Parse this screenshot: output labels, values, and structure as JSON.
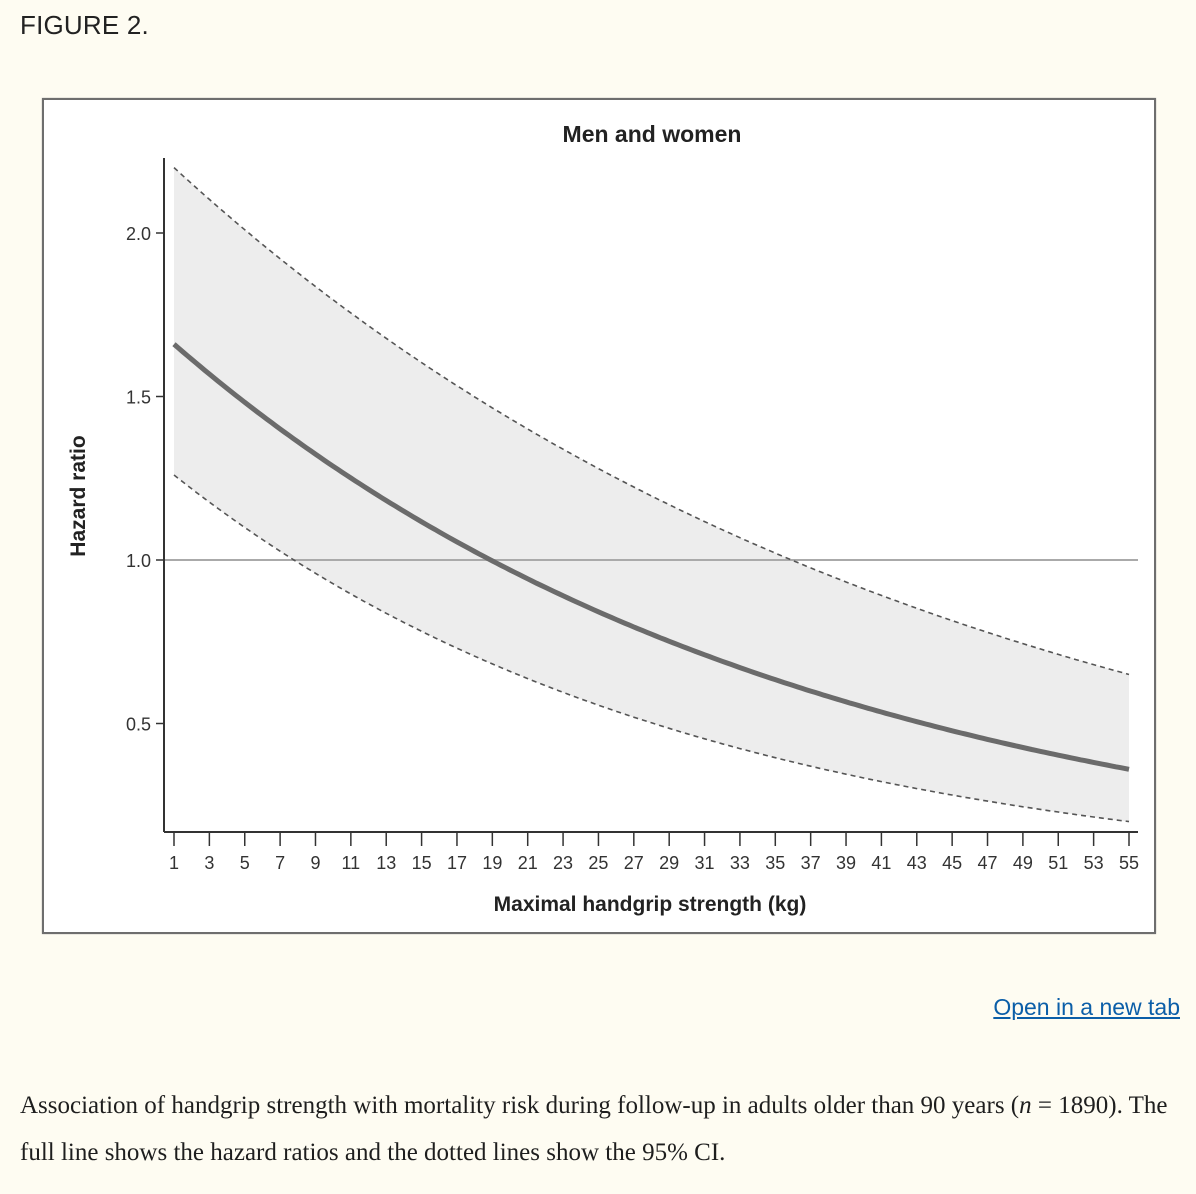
{
  "figure_label": "FIGURE 2.",
  "open_link": "Open in a new tab",
  "caption": {
    "text_before_n": "Association of handgrip strength with mortality risk during follow-up in adults older than 90 years (",
    "n_symbol": "n",
    "text_after_n": " = 1890). The full line shows the hazard ratios and the dotted lines show the 95% CI."
  },
  "colors": {
    "main_line": "#6b6b6b",
    "ci_fill": "#ededed",
    "ci_line": "#555555",
    "reference_line": "#aaaaaa",
    "axis": "#333333"
  },
  "chart_data": {
    "type": "line",
    "title": "Men and women",
    "xlabel": "Maximal handgrip strength (kg)",
    "ylabel": "Hazard ratio",
    "xlim": [
      1,
      55
    ],
    "ylim": [
      0.2,
      2.2
    ],
    "x_ticks": [
      1,
      3,
      5,
      7,
      9,
      11,
      13,
      15,
      17,
      19,
      21,
      23,
      25,
      27,
      29,
      31,
      33,
      35,
      37,
      39,
      41,
      43,
      45,
      47,
      49,
      51,
      53,
      55
    ],
    "y_ticks": [
      "0.5",
      "1.0",
      "1.5",
      "2.0"
    ],
    "reference_line": 1.0,
    "crossing_point": 18,
    "series": [
      {
        "name": "Hazard ratio",
        "style": "solid",
        "x_start": 1,
        "x_end": 55,
        "y_start": 1.66,
        "y_end": 0.36
      },
      {
        "name": "95% CI upper",
        "style": "dotted",
        "x_start": 1,
        "x_end": 55,
        "y_start": 2.2,
        "y_end": 0.65
      },
      {
        "name": "95% CI lower",
        "style": "dotted",
        "x_start": 1,
        "x_end": 55,
        "y_start": 1.26,
        "y_end": 0.2
      }
    ]
  }
}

§ §

## JOB
Filter the data for the string "handgrip" and copy every line that has it.

## THE RESULT
    "text_before_n": "Association of handgrip strength with mortality risk during follow-up in adults older than 90 years (",
    "xlabel": "Maximal handgrip strength (kg)",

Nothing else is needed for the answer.